AIM OF THE EXERCISE:
Render each line of the entries below as a JSON array of strings, one string per line. Omit blank lines and leave the pictures out.

SUPPLIED MATERIAL:
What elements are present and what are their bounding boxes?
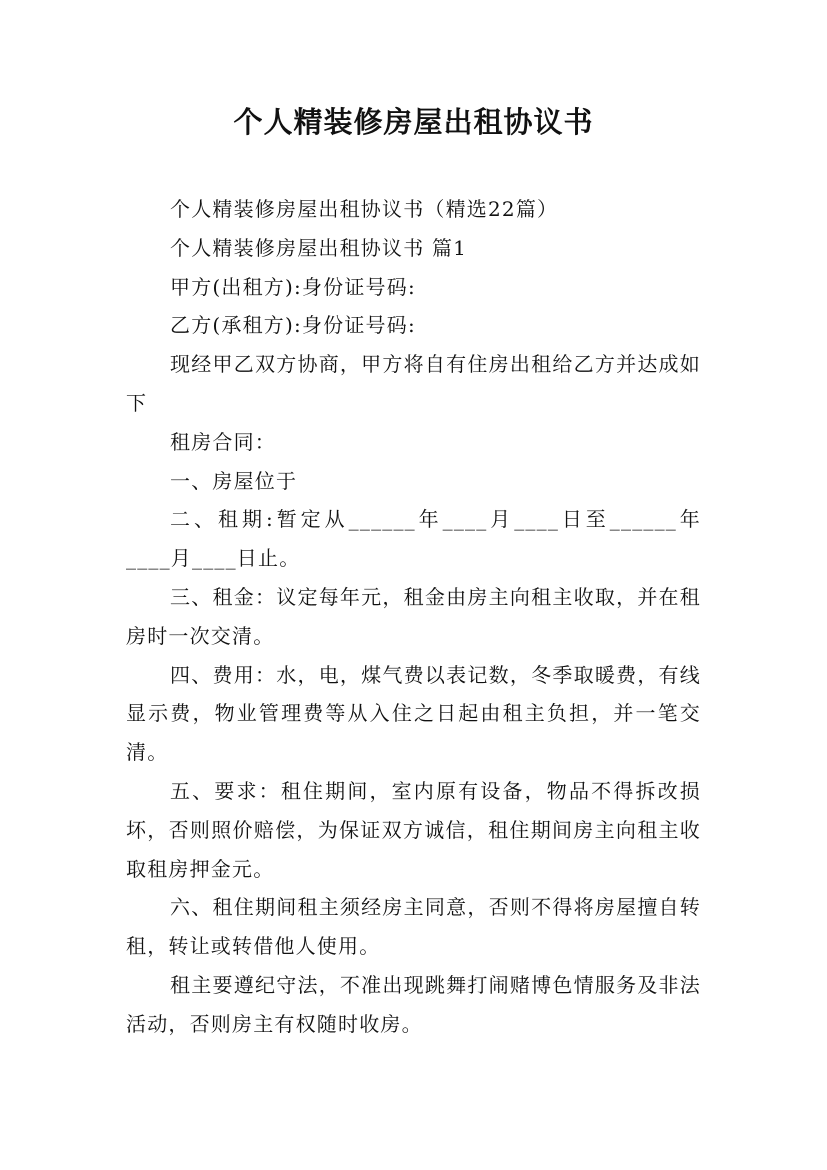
paragraph-clause-6: 六、租住期间租主须经房主同意，否则不得将房屋擅自转租，转让或转借他人使用。 xyxy=(126,895,701,959)
paragraph-clause-5: 五、要求：租住期间，室内原有设备，物品不得拆改损坏，否则照价赔偿，为保证双方诚信，租住期间房主向租主收取租房押金元。 xyxy=(126,778,701,881)
paragraph-contract-label: 租房合同： xyxy=(170,429,276,454)
paragraph-clause-7: 租主要遵纪守法，不准出现跳舞打闹赌博色情服务及非法活动，否则房主有权随时收房。 xyxy=(126,972,701,1036)
document-body xyxy=(126,190,701,1044)
paragraph-party-b: 乙方(承租方):身份证号码: xyxy=(170,313,416,338)
paragraph-subtitle: 个人精装修房屋出租协议书（精选22篇） xyxy=(170,197,559,221)
paragraph-clause-3: 三、租金：议定每年元，租金由房主向租主收取，并在租房时一次交清。 xyxy=(126,584,701,648)
paragraph-section-heading: 个人精装修房屋出租协议书 篇1 xyxy=(170,235,468,260)
paragraph-clause-2: 二、租期:暂定从______年____月____日至______年____月____日止。 xyxy=(126,507,701,571)
paragraph-party-a: 甲方(出租方):身份证号码: xyxy=(170,274,416,299)
paragraph-clause-4: 四、费用：水，电，煤气费以表记数，冬季取暖费，有线显示费，物业管理费等从入住之日起由租主负担，并一笔交清。 xyxy=(126,662,701,765)
document-title: 个人精装修房屋出租协议书 xyxy=(233,105,594,139)
paragraph-clause-1: 一、房屋位于 xyxy=(170,468,298,493)
paragraph-intro: 现经甲乙双方协商，甲方将自有住房出租给乙方并达成如下 xyxy=(126,352,701,415)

EXPECTED OUTPUT:
[
  "What elements are present and what are their bounding boxes?",
  "paragraph-clause-6: 六、租住期间租主须经房主同意，否则不得将房屋擅自转租，转让或转借他人使用。 xyxy=(126,895,701,959)",
  "paragraph-clause-5: 五、要求：租住期间，室内原有设备，物品不得拆改损坏，否则照价赔偿，为保证双方诚信，租住期间房主向租主收取租房押金元。 xyxy=(126,778,701,881)",
  "paragraph-contract-label: 租房合同： xyxy=(170,429,276,454)",
  "paragraph-clause-7: 租主要遵纪守法，不准出现跳舞打闹赌博色情服务及非法活动，否则房主有权随时收房。 xyxy=(126,972,701,1036)",
  "document-body xyxy=(126,190,701,1044)",
  "paragraph-party-b: 乙方(承租方):身份证号码: xyxy=(170,313,416,338)",
  "paragraph-subtitle: 个人精装修房屋出租协议书（精选22篇） xyxy=(170,197,559,221)",
  "paragraph-clause-3: 三、租金：议定每年元，租金由房主向租主收取，并在租房时一次交清。 xyxy=(126,584,701,648)",
  "paragraph-section-heading: 个人精装修房屋出租协议书 篇1 xyxy=(170,235,468,260)",
  "paragraph-clause-2: 二、租期:暂定从______年____月____日至______年____月____日止。 xyxy=(126,507,701,571)",
  "paragraph-party-a: 甲方(出租方):身份证号码: xyxy=(170,274,416,299)",
  "paragraph-clause-4: 四、费用：水，电，煤气费以表记数，冬季取暖费，有线显示费，物业管理费等从入住之日起由租主负担，并一笔交清。 xyxy=(126,662,701,765)",
  "document-title: 个人精装修房屋出租协议书 xyxy=(233,105,594,139)",
  "paragraph-clause-1: 一、房屋位于 xyxy=(170,468,298,493)",
  "paragraph-intro: 现经甲乙双方协商，甲方将自有住房出租给乙方并达成如下 xyxy=(126,352,701,415)"
]